## Start Task material

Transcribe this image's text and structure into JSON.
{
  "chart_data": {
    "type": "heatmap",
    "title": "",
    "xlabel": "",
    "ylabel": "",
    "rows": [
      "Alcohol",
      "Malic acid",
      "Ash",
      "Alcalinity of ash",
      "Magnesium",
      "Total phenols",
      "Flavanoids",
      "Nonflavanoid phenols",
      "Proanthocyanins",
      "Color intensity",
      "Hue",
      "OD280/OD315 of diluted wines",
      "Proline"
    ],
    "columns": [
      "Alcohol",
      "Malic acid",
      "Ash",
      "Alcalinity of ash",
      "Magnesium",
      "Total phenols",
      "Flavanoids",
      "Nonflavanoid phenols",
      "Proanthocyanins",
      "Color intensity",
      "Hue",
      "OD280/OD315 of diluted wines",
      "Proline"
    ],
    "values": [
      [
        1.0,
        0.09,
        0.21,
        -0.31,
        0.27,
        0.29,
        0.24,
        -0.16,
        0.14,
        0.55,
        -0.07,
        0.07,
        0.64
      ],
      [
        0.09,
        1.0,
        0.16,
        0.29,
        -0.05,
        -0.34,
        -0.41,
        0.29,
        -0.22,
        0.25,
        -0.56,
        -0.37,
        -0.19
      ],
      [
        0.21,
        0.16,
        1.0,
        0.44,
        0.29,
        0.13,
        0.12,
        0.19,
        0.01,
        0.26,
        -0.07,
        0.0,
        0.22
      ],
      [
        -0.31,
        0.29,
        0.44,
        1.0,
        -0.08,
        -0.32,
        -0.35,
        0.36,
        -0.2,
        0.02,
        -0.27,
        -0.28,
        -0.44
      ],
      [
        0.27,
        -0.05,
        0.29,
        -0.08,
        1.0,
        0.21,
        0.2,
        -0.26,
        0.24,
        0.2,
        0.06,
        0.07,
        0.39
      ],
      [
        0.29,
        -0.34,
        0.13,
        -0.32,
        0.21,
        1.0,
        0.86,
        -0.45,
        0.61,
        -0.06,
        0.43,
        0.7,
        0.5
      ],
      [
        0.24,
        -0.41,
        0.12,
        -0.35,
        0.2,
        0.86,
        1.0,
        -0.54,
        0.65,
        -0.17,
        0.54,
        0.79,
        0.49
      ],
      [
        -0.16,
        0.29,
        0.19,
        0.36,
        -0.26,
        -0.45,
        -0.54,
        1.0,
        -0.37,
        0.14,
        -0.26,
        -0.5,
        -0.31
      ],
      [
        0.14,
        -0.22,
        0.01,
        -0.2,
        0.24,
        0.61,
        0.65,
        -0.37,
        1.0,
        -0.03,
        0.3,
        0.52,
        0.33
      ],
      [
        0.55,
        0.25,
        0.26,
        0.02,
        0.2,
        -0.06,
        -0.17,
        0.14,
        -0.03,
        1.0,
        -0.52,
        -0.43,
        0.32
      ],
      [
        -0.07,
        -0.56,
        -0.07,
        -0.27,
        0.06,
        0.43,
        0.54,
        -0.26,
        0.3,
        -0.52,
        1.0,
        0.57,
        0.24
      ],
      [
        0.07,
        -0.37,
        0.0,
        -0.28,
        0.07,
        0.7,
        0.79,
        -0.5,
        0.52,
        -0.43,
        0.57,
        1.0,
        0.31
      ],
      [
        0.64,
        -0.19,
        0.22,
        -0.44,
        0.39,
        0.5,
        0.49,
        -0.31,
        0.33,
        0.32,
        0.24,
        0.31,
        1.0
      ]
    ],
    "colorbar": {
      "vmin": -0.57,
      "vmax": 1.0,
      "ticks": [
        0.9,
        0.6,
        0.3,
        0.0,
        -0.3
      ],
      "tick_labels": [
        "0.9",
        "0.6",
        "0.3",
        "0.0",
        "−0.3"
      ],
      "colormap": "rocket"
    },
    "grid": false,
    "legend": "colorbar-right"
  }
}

## End Task material

What needs to be done ▸ Everything in the listing above should be restated exactly.

Result of the task ▸
Transcribe this image's text and structure into JSON.
{
  "chart_data": {
    "type": "heatmap",
    "title": "",
    "xlabel": "",
    "ylabel": "",
    "rows": [
      "Alcohol",
      "Malic acid",
      "Ash",
      "Alcalinity of ash",
      "Magnesium",
      "Total phenols",
      "Flavanoids",
      "Nonflavanoid phenols",
      "Proanthocyanins",
      "Color intensity",
      "Hue",
      "OD280/OD315 of diluted wines",
      "Proline"
    ],
    "columns": [
      "Alcohol",
      "Malic acid",
      "Ash",
      "Alcalinity of ash",
      "Magnesium",
      "Total phenols",
      "Flavanoids",
      "Nonflavanoid phenols",
      "Proanthocyanins",
      "Color intensity",
      "Hue",
      "OD280/OD315 of diluted wines",
      "Proline"
    ],
    "values": [
      [
        1.0,
        0.09,
        0.21,
        -0.31,
        0.27,
        0.29,
        0.24,
        -0.16,
        0.14,
        0.55,
        -0.07,
        0.07,
        0.64
      ],
      [
        0.09,
        1.0,
        0.16,
        0.29,
        -0.05,
        -0.34,
        -0.41,
        0.29,
        -0.22,
        0.25,
        -0.56,
        -0.37,
        -0.19
      ],
      [
        0.21,
        0.16,
        1.0,
        0.44,
        0.29,
        0.13,
        0.12,
        0.19,
        0.01,
        0.26,
        -0.07,
        0.0,
        0.22
      ],
      [
        -0.31,
        0.29,
        0.44,
        1.0,
        -0.08,
        -0.32,
        -0.35,
        0.36,
        -0.2,
        0.02,
        -0.27,
        -0.28,
        -0.44
      ],
      [
        0.27,
        -0.05,
        0.29,
        -0.08,
        1.0,
        0.21,
        0.2,
        -0.26,
        0.24,
        0.2,
        0.06,
        0.07,
        0.39
      ],
      [
        0.29,
        -0.34,
        0.13,
        -0.32,
        0.21,
        1.0,
        0.86,
        -0.45,
        0.61,
        -0.06,
        0.43,
        0.7,
        0.5
      ],
      [
        0.24,
        -0.41,
        0.12,
        -0.35,
        0.2,
        0.86,
        1.0,
        -0.54,
        0.65,
        -0.17,
        0.54,
        0.79,
        0.49
      ],
      [
        -0.16,
        0.29,
        0.19,
        0.36,
        -0.26,
        -0.45,
        -0.54,
        1.0,
        -0.37,
        0.14,
        -0.26,
        -0.5,
        -0.31
      ],
      [
        0.14,
        -0.22,
        0.01,
        -0.2,
        0.24,
        0.61,
        0.65,
        -0.37,
        1.0,
        -0.03,
        0.3,
        0.52,
        0.33
      ],
      [
        0.55,
        0.25,
        0.26,
        0.02,
        0.2,
        -0.06,
        -0.17,
        0.14,
        -0.03,
        1.0,
        -0.52,
        -0.43,
        0.32
      ],
      [
        -0.07,
        -0.56,
        -0.07,
        -0.27,
        0.06,
        0.43,
        0.54,
        -0.26,
        0.3,
        -0.52,
        1.0,
        0.57,
        0.24
      ],
      [
        0.07,
        -0.37,
        0.0,
        -0.28,
        0.07,
        0.7,
        0.79,
        -0.5,
        0.52,
        -0.43,
        0.57,
        1.0,
        0.31
      ],
      [
        0.64,
        -0.19,
        0.22,
        -0.44,
        0.39,
        0.5,
        0.49,
        -0.31,
        0.33,
        0.32,
        0.24,
        0.31,
        1.0
      ]
    ],
    "colorbar": {
      "vmin": -0.57,
      "vmax": 1.0,
      "ticks": [
        0.9,
        0.6,
        0.3,
        0.0,
        -0.3
      ],
      "tick_labels": [
        "0.9",
        "0.6",
        "0.3",
        "0.0",
        "−0.3"
      ],
      "colormap": "rocket"
    },
    "grid": false,
    "legend": "colorbar-right"
  }
}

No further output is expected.